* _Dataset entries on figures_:
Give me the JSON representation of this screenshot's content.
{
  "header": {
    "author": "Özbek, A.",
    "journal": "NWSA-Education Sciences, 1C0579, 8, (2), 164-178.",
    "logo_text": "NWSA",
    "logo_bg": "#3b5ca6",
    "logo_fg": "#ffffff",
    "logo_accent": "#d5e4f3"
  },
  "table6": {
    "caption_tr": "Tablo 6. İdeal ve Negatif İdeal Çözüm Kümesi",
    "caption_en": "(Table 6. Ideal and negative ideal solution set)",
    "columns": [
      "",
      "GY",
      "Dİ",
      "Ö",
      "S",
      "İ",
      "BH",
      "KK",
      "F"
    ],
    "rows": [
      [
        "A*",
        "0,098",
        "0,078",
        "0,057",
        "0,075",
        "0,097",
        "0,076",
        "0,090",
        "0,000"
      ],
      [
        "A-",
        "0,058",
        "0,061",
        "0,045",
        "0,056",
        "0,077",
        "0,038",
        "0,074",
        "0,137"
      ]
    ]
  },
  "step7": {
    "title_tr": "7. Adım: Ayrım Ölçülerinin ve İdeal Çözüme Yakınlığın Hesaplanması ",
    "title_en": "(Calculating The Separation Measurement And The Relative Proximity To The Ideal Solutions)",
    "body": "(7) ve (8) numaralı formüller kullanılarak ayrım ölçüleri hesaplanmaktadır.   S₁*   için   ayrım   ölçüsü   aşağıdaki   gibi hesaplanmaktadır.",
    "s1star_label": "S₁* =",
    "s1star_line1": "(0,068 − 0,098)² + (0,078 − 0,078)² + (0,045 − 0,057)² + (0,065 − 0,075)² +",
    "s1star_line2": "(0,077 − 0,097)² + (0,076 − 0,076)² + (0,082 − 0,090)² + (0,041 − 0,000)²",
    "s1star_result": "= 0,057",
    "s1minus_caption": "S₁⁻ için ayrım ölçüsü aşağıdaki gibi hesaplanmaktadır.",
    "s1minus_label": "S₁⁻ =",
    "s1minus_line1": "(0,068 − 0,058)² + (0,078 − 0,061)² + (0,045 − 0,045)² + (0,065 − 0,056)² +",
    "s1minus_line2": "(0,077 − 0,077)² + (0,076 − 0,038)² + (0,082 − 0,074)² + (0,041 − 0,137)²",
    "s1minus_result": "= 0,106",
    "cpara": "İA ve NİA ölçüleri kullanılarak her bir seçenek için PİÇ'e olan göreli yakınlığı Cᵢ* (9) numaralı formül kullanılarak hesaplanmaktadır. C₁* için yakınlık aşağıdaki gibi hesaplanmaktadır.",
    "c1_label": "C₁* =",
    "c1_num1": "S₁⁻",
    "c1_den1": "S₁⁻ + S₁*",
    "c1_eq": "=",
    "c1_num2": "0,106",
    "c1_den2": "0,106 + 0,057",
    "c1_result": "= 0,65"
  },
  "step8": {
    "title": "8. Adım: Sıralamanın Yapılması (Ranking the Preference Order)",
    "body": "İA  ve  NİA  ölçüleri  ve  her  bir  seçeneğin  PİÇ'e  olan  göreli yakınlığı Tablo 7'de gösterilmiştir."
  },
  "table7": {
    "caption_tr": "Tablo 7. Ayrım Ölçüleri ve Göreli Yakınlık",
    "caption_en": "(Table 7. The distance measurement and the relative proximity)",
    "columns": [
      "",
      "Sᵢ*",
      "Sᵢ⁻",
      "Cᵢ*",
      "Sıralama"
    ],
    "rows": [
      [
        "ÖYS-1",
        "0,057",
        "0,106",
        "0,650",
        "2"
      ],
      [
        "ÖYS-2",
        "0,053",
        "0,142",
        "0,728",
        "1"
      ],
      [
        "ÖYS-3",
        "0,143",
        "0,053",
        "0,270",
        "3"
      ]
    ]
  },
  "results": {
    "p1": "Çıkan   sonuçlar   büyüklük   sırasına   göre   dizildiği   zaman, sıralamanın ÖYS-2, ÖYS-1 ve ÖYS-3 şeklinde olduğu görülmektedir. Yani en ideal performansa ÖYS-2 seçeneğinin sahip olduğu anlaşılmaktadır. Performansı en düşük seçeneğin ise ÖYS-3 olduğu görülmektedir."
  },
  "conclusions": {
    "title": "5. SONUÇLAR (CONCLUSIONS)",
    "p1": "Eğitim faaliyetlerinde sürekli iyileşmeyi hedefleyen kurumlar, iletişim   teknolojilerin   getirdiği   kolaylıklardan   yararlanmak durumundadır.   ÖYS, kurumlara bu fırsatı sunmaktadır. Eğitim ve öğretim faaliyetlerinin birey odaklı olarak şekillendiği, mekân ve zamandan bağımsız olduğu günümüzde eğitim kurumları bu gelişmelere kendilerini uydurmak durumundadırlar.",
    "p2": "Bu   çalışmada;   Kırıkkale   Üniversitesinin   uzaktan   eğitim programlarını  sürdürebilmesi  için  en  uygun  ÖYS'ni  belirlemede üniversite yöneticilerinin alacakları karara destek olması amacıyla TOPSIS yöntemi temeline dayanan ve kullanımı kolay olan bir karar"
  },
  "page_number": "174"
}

* _INSTRUCTION_: Wherever the word "gibi" occurs in a line of the listing, copy that line.

* _WORKED SOLUTION_:
    "body": "(7) ve (8) numaralı formüller kullanılarak ayrım ölçüleri hesaplanmaktadır.   S₁*   için   ayrım   ölçüsü   aşağıdaki   gibi hesaplanmaktadır.",
    "s1minus_caption": "S₁⁻ için ayrım ölçüsü aşağıdaki gibi hesaplanmaktadır.",
    "cpara": "İA ve NİA ölçüleri kullanılarak her bir seçenek için PİÇ'e olan göreli yakınlığı Cᵢ* (9) numaralı formül kullanılarak hesaplanmaktadır. C₁* için yakınlık aşağıdaki gibi hesaplanmaktadır.",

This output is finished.